Repeat the material below exactly, line for line.
_ _ _ _ _
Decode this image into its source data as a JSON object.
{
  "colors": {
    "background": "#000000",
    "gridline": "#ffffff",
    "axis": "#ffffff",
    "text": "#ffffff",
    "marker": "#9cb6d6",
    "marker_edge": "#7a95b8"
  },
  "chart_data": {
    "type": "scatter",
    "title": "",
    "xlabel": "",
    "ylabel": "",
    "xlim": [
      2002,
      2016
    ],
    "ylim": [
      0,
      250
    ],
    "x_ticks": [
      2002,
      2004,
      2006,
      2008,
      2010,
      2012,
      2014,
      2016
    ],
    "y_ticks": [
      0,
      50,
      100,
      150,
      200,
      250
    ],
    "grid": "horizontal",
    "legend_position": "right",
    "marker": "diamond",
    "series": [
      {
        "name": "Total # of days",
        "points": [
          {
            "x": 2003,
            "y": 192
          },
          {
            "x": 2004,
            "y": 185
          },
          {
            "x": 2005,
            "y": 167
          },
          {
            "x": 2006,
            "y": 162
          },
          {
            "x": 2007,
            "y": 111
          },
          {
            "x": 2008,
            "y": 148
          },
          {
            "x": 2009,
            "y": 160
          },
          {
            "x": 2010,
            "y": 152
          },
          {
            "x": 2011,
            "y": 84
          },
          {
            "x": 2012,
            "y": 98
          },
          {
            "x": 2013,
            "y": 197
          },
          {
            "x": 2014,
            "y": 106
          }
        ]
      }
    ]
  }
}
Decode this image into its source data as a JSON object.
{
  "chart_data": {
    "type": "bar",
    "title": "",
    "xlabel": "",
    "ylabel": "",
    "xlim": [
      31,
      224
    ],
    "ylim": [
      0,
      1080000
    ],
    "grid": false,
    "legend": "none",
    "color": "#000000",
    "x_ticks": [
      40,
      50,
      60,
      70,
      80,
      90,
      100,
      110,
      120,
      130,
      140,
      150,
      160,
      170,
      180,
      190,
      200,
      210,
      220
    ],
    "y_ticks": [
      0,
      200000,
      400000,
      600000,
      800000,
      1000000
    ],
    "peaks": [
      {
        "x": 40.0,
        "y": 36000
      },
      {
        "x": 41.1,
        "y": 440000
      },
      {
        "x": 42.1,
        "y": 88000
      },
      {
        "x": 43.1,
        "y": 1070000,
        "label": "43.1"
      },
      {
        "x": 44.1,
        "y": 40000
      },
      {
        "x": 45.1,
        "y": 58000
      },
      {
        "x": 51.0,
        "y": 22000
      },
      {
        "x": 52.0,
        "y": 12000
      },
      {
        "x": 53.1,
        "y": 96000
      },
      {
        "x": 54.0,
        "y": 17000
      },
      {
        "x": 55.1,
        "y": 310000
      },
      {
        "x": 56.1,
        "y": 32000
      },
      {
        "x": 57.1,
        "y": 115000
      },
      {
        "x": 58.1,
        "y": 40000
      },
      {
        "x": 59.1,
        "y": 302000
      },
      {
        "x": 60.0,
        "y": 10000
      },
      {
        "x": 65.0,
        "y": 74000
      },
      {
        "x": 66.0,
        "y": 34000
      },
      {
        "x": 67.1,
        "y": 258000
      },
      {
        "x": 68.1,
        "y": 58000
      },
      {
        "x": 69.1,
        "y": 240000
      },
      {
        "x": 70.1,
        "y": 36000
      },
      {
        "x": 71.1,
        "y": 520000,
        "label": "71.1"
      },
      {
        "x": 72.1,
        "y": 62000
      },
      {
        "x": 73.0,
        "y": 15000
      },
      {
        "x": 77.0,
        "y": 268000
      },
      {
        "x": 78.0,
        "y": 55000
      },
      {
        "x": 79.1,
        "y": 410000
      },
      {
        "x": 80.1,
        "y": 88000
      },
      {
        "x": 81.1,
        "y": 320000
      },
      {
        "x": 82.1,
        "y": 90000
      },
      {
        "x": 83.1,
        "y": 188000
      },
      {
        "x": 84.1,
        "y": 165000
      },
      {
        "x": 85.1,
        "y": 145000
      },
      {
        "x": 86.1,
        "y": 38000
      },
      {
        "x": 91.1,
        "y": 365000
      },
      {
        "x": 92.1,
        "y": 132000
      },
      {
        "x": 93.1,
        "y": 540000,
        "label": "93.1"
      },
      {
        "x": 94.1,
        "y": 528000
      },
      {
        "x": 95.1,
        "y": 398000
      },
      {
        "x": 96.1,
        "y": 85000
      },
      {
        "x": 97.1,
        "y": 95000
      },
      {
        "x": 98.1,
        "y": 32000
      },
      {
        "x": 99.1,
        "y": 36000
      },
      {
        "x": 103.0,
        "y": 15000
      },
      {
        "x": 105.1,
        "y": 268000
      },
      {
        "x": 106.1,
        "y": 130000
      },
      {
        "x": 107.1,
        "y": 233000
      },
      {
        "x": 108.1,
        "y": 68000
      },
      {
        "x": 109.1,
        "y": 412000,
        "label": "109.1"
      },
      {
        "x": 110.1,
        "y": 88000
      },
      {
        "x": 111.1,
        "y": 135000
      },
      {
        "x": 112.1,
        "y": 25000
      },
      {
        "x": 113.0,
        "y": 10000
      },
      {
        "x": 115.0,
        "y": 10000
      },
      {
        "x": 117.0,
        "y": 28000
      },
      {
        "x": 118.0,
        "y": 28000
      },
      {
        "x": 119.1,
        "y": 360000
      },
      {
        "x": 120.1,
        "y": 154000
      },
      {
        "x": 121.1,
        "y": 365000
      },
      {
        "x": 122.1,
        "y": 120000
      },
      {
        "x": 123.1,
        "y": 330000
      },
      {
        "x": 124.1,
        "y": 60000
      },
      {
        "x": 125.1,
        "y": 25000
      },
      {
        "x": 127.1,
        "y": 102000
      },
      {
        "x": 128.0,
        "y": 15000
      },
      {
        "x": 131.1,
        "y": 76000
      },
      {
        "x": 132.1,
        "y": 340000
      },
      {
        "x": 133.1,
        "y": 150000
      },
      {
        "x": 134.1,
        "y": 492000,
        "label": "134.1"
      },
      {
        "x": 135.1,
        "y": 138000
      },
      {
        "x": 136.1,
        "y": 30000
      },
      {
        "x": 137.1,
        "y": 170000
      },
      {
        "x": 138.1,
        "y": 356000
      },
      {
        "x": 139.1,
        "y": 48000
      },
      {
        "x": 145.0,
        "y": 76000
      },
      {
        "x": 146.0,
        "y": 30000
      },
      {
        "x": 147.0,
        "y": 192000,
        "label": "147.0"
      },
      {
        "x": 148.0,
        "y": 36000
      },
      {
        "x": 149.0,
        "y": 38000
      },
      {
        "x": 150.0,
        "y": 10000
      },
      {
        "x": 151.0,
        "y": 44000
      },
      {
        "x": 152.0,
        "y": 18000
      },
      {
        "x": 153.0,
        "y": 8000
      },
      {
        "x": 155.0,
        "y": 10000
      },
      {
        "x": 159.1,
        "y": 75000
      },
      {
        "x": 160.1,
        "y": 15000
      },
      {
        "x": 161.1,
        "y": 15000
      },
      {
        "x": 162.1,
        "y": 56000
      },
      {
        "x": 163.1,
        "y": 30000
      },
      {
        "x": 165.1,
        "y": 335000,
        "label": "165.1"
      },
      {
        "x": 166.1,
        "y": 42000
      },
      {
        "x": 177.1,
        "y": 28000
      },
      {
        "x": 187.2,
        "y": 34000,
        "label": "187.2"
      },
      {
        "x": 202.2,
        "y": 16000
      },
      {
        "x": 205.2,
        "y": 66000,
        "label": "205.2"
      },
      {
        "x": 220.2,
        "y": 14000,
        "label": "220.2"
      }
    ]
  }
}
_ _ _ _ _
Complete output:
Decode this image into its source data as a JSON object.
{
  "colors": {
    "background": "#000000",
    "gridline": "#ffffff",
    "axis": "#ffffff",
    "text": "#ffffff",
    "marker": "#9cb6d6",
    "marker_edge": "#7a95b8"
  },
  "chart_data": {
    "type": "scatter",
    "title": "",
    "xlabel": "",
    "ylabel": "",
    "xlim": [
      2002,
      2016
    ],
    "ylim": [
      0,
      250
    ],
    "x_ticks": [
      2002,
      2004,
      2006,
      2008,
      2010,
      2012,
      2014,
      2016
    ],
    "y_ticks": [
      0,
      50,
      100,
      150,
      200,
      250
    ],
    "grid": "horizontal",
    "legend_position": "right",
    "marker": "diamond",
    "series": [
      {
        "name": "Total # of days",
        "points": [
          {
            "x": 2003,
            "y": 192
          },
          {
            "x": 2004,
            "y": 185
          },
          {
            "x": 2005,
            "y": 167
          },
          {
            "x": 2006,
            "y": 162
          },
          {
            "x": 2007,
            "y": 111
          },
          {
            "x": 2008,
            "y": 148
          },
          {
            "x": 2009,
            "y": 160
          },
          {
            "x": 2010,
            "y": 152
          },
          {
            "x": 2011,
            "y": 84
          },
          {
            "x": 2012,
            "y": 98
          },
          {
            "x": 2013,
            "y": 197
          },
          {
            "x": 2014,
            "y": 106
          }
        ]
      }
    ]
  }
}
Decode this image into its source data as a JSON object.
{
  "chart_data": {
    "type": "bar",
    "title": "",
    "xlabel": "",
    "ylabel": "",
    "xlim": [
      31,
      224
    ],
    "ylim": [
      0,
      1080000
    ],
    "grid": false,
    "legend": "none",
    "color": "#000000",
    "x_ticks": [
      40,
      50,
      60,
      70,
      80,
      90,
      100,
      110,
      120,
      130,
      140,
      150,
      160,
      170,
      180,
      190,
      200,
      210,
      220
    ],
    "y_ticks": [
      0,
      200000,
      400000,
      600000,
      800000,
      1000000
    ],
    "peaks": [
      {
        "x": 40.0,
        "y": 36000
      },
      {
        "x": 41.1,
        "y": 440000
      },
      {
        "x": 42.1,
        "y": 88000
      },
      {
        "x": 43.1,
        "y": 1070000,
        "label": "43.1"
      },
      {
        "x": 44.1,
        "y": 40000
      },
      {
        "x": 45.1,
        "y": 58000
      },
      {
        "x": 51.0,
        "y": 22000
      },
      {
        "x": 52.0,
        "y": 12000
      },
      {
        "x": 53.1,
        "y": 96000
      },
      {
        "x": 54.0,
        "y": 17000
      },
      {
        "x": 55.1,
        "y": 310000
      },
      {
        "x": 56.1,
        "y": 32000
      },
      {
        "x": 57.1,
        "y": 115000
      },
      {
        "x": 58.1,
        "y": 40000
      },
      {
        "x": 59.1,
        "y": 302000
      },
      {
        "x": 60.0,
        "y": 10000
      },
      {
        "x": 65.0,
        "y": 74000
      },
      {
        "x": 66.0,
        "y": 34000
      },
      {
        "x": 67.1,
        "y": 258000
      },
      {
        "x": 68.1,
        "y": 58000
      },
      {
        "x": 69.1,
        "y": 240000
      },
      {
        "x": 70.1,
        "y": 36000
      },
      {
        "x": 71.1,
        "y": 520000,
        "label": "71.1"
      },
      {
        "x": 72.1,
        "y": 62000
      },
      {
        "x": 73.0,
        "y": 15000
      },
      {
        "x": 77.0,
        "y": 268000
      },
      {
        "x": 78.0,
        "y": 55000
      },
      {
        "x": 79.1,
        "y": 410000
      },
      {
        "x": 80.1,
        "y": 88000
      },
      {
        "x": 81.1,
        "y": 320000
      },
      {
        "x": 82.1,
        "y": 90000
      },
      {
        "x": 83.1,
        "y": 188000
      },
      {
        "x": 84.1,
        "y": 165000
      },
      {
        "x": 85.1,
        "y": 145000
      },
      {
        "x": 86.1,
        "y": 38000
      },
      {
        "x": 91.1,
        "y": 365000
      },
      {
        "x": 92.1,
        "y": 132000
      },
      {
        "x": 93.1,
        "y": 540000,
        "label": "93.1"
      },
      {
        "x": 94.1,
        "y": 528000
      },
      {
        "x": 95.1,
        "y": 398000
      },
      {
        "x": 96.1,
        "y": 85000
      },
      {
        "x": 97.1,
        "y": 95000
      },
      {
        "x": 98.1,
        "y": 32000
      },
      {
        "x": 99.1,
        "y": 36000
      },
      {
        "x": 103.0,
        "y": 15000
      },
      {
        "x": 105.1,
        "y": 268000
      },
      {
        "x": 106.1,
        "y": 130000
      },
      {
        "x": 107.1,
        "y": 233000
      },
      {
        "x": 108.1,
        "y": 68000
      },
      {
        "x": 109.1,
        "y": 412000,
        "label": "109.1"
      },
      {
        "x": 110.1,
        "y": 88000
      },
      {
        "x": 111.1,
        "y": 135000
      },
      {
        "x": 112.1,
        "y": 25000
      },
      {
        "x": 113.0,
        "y": 10000
      },
      {
        "x": 115.0,
        "y": 10000
      },
      {
        "x": 117.0,
        "y": 28000
      },
      {
        "x": 118.0,
        "y": 28000
      },
      {
        "x": 119.1,
        "y": 360000
      },
      {
        "x": 120.1,
        "y": 154000
      },
      {
        "x": 121.1,
        "y": 365000
      },
      {
        "x": 122.1,
        "y": 120000
      },
      {
        "x": 123.1,
        "y": 330000
      },
      {
        "x": 124.1,
        "y": 60000
      },
      {
        "x": 125.1,
        "y": 25000
      },
      {
        "x": 127.1,
        "y": 102000
      },
      {
        "x": 128.0,
        "y": 15000
      },
      {
        "x": 131.1,
        "y": 76000
      },
      {
        "x": 132.1,
        "y": 340000
      },
      {
        "x": 133.1,
        "y": 150000
      },
      {
        "x": 134.1,
        "y": 492000,
        "label": "134.1"
      },
      {
        "x": 135.1,
        "y": 138000
      },
      {
        "x": 136.1,
        "y": 30000
      },
      {
        "x": 137.1,
        "y": 170000
      },
      {
        "x": 138.1,
        "y": 356000
      },
      {
        "x": 139.1,
        "y": 48000
      },
      {
        "x": 145.0,
        "y": 76000
      },
      {
        "x": 146.0,
        "y": 30000
      },
      {
        "x": 147.0,
        "y": 192000,
        "label": "147.0"
      },
      {
        "x": 148.0,
        "y": 36000
      },
      {
        "x": 149.0,
        "y": 38000
      },
      {
        "x": 150.0,
        "y": 10000
      },
      {
        "x": 151.0,
        "y": 44000
      },
      {
        "x": 152.0,
        "y": 18000
      },
      {
        "x": 153.0,
        "y": 8000
      },
      {
        "x": 155.0,
        "y": 10000
      },
      {
        "x": 159.1,
        "y": 75000
      },
      {
        "x": 160.1,
        "y": 15000
      },
      {
        "x": 161.1,
        "y": 15000
      },
      {
        "x": 162.1,
        "y": 56000
      },
      {
        "x": 163.1,
        "y": 30000
      },
      {
        "x": 165.1,
        "y": 335000,
        "label": "165.1"
      },
      {
        "x": 166.1,
        "y": 42000
      },
      {
        "x": 177.1,
        "y": 28000
      },
      {
        "x": 187.2,
        "y": 34000,
        "label": "187.2"
      },
      {
        "x": 202.2,
        "y": 16000
      },
      {
        "x": 205.2,
        "y": 66000,
        "label": "205.2"
      },
      {
        "x": 220.2,
        "y": 14000,
        "label": "220.2"
      }
    ]
  }
}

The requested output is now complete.